== Records provided

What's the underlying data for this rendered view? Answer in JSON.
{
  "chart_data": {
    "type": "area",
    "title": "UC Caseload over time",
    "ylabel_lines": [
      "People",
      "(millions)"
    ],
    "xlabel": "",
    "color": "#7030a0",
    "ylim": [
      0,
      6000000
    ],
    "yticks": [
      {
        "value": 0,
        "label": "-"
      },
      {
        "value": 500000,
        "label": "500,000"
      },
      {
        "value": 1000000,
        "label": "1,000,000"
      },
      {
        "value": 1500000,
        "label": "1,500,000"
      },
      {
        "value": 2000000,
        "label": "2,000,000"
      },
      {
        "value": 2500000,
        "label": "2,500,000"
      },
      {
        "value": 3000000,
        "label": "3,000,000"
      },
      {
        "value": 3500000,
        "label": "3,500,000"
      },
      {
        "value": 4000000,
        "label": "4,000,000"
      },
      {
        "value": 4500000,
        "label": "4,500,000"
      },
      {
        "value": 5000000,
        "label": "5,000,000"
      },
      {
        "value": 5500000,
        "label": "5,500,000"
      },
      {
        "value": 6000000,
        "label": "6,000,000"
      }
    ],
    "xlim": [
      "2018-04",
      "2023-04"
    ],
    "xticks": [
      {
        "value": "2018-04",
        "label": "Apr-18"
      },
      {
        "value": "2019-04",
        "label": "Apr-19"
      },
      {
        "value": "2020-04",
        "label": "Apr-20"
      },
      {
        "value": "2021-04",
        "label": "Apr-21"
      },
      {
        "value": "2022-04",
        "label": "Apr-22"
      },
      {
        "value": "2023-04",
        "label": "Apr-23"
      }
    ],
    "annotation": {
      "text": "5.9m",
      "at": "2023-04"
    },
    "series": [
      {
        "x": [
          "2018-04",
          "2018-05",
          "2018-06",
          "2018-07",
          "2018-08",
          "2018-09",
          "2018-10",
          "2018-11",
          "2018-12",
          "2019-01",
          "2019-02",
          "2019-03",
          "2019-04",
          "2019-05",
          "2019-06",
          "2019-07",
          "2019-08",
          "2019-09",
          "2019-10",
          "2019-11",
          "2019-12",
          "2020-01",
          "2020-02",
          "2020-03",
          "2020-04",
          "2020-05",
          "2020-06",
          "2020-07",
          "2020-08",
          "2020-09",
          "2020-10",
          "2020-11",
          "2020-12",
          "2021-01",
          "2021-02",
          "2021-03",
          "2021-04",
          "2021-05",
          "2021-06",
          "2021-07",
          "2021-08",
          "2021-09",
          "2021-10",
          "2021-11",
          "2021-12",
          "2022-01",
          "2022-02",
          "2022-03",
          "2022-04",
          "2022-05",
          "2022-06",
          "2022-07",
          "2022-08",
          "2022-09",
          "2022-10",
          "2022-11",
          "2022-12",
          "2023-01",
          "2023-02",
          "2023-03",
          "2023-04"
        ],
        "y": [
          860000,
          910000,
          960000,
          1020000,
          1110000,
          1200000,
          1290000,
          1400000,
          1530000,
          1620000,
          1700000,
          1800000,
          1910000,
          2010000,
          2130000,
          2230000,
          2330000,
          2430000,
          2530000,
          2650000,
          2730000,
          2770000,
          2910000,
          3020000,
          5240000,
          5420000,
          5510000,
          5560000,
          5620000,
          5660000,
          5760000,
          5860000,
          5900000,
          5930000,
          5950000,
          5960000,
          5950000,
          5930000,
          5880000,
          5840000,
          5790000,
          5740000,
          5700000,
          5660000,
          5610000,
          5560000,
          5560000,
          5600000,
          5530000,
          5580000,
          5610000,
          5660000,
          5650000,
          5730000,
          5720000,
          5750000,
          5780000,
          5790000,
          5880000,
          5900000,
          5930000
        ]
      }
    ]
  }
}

====

### Work to complete
Make an exact copy of every line in the data.

### Task answer
What's the underlying data for this rendered view? Answer in JSON.
{
  "chart_data": {
    "type": "area",
    "title": "UC Caseload over time",
    "ylabel_lines": [
      "People",
      "(millions)"
    ],
    "xlabel": "",
    "color": "#7030a0",
    "ylim": [
      0,
      6000000
    ],
    "yticks": [
      {
        "value": 0,
        "label": "-"
      },
      {
        "value": 500000,
        "label": "500,000"
      },
      {
        "value": 1000000,
        "label": "1,000,000"
      },
      {
        "value": 1500000,
        "label": "1,500,000"
      },
      {
        "value": 2000000,
        "label": "2,000,000"
      },
      {
        "value": 2500000,
        "label": "2,500,000"
      },
      {
        "value": 3000000,
        "label": "3,000,000"
      },
      {
        "value": 3500000,
        "label": "3,500,000"
      },
      {
        "value": 4000000,
        "label": "4,000,000"
      },
      {
        "value": 4500000,
        "label": "4,500,000"
      },
      {
        "value": 5000000,
        "label": "5,000,000"
      },
      {
        "value": 5500000,
        "label": "5,500,000"
      },
      {
        "value": 6000000,
        "label": "6,000,000"
      }
    ],
    "xlim": [
      "2018-04",
      "2023-04"
    ],
    "xticks": [
      {
        "value": "2018-04",
        "label": "Apr-18"
      },
      {
        "value": "2019-04",
        "label": "Apr-19"
      },
      {
        "value": "2020-04",
        "label": "Apr-20"
      },
      {
        "value": "2021-04",
        "label": "Apr-21"
      },
      {
        "value": "2022-04",
        "label": "Apr-22"
      },
      {
        "value": "2023-04",
        "label": "Apr-23"
      }
    ],
    "annotation": {
      "text": "5.9m",
      "at": "2023-04"
    },
    "series": [
      {
        "x": [
          "2018-04",
          "2018-05",
          "2018-06",
          "2018-07",
          "2018-08",
          "2018-09",
          "2018-10",
          "2018-11",
          "2018-12",
          "2019-01",
          "2019-02",
          "2019-03",
          "2019-04",
          "2019-05",
          "2019-06",
          "2019-07",
          "2019-08",
          "2019-09",
          "2019-10",
          "2019-11",
          "2019-12",
          "2020-01",
          "2020-02",
          "2020-03",
          "2020-04",
          "2020-05",
          "2020-06",
          "2020-07",
          "2020-08",
          "2020-09",
          "2020-10",
          "2020-11",
          "2020-12",
          "2021-01",
          "2021-02",
          "2021-03",
          "2021-04",
          "2021-05",
          "2021-06",
          "2021-07",
          "2021-08",
          "2021-09",
          "2021-10",
          "2021-11",
          "2021-12",
          "2022-01",
          "2022-02",
          "2022-03",
          "2022-04",
          "2022-05",
          "2022-06",
          "2022-07",
          "2022-08",
          "2022-09",
          "2022-10",
          "2022-11",
          "2022-12",
          "2023-01",
          "2023-02",
          "2023-03",
          "2023-04"
        ],
        "y": [
          860000,
          910000,
          960000,
          1020000,
          1110000,
          1200000,
          1290000,
          1400000,
          1530000,
          1620000,
          1700000,
          1800000,
          1910000,
          2010000,
          2130000,
          2230000,
          2330000,
          2430000,
          2530000,
          2650000,
          2730000,
          2770000,
          2910000,
          3020000,
          5240000,
          5420000,
          5510000,
          5560000,
          5620000,
          5660000,
          5760000,
          5860000,
          5900000,
          5930000,
          5950000,
          5960000,
          5950000,
          5930000,
          5880000,
          5840000,
          5790000,
          5740000,
          5700000,
          5660000,
          5610000,
          5560000,
          5560000,
          5600000,
          5530000,
          5580000,
          5610000,
          5660000,
          5650000,
          5730000,
          5720000,
          5750000,
          5780000,
          5790000,
          5880000,
          5900000,
          5930000
        ]
      }
    ]
  }
}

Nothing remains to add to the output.